Rows from a dataset
## start
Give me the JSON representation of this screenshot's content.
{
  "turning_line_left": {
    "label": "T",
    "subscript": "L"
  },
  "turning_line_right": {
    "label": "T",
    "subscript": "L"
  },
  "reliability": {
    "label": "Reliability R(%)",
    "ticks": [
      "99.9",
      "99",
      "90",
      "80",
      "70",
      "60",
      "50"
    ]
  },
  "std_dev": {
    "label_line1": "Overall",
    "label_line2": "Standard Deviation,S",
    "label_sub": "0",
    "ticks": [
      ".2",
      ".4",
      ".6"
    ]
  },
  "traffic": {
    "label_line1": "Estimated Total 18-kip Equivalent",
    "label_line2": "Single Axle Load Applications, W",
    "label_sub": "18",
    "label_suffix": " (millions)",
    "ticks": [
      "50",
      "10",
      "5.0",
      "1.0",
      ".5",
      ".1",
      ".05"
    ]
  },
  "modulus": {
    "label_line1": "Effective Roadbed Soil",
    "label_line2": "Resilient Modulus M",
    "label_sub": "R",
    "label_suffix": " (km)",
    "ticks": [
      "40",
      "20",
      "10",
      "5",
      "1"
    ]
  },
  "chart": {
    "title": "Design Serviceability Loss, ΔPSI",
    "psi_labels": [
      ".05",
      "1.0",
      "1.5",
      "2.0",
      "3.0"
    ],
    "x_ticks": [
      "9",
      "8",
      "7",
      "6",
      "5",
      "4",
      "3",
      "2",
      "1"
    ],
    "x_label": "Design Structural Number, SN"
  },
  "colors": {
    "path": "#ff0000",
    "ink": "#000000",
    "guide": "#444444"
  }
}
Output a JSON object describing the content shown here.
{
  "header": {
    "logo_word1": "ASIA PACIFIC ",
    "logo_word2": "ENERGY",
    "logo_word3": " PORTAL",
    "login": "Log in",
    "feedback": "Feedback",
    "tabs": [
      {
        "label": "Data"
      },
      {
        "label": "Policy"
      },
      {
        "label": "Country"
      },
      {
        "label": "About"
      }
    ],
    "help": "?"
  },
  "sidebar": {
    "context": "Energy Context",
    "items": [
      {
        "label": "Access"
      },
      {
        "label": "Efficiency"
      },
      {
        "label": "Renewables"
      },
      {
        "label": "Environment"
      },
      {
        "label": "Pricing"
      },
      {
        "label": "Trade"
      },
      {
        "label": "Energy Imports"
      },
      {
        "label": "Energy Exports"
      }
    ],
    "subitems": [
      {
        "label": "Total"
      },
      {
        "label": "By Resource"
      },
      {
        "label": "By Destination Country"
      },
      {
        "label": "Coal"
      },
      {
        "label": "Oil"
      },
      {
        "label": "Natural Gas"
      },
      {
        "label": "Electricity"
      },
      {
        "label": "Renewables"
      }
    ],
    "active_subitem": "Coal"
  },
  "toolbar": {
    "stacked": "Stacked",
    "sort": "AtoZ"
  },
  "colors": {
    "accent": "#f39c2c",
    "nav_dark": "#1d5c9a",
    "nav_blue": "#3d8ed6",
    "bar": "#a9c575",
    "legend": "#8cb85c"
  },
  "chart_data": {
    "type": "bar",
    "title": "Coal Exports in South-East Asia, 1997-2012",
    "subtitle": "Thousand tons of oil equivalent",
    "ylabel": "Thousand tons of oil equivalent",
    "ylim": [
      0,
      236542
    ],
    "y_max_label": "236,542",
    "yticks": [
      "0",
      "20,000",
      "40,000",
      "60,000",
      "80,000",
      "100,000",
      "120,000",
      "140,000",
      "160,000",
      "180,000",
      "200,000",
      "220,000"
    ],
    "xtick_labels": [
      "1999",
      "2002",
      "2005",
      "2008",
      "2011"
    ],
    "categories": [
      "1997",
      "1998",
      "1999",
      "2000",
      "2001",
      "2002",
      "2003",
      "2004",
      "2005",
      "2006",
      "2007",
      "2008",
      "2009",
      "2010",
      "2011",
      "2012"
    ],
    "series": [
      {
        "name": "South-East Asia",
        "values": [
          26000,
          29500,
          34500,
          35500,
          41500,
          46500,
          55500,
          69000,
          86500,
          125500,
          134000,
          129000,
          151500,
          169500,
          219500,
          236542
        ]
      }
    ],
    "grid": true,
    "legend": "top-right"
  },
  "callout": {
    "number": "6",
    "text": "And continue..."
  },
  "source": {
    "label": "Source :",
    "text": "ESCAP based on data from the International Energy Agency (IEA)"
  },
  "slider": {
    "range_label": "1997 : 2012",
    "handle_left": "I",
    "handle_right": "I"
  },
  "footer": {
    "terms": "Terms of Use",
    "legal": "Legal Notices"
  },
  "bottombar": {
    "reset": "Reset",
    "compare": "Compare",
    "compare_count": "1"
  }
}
## end
Problem details: Show the lines of the material that contain the word "Design".

Answer in full:
    "title": "Design Serviceability Loss, ΔPSI",
    "x_label": "Design Structural Number, SN"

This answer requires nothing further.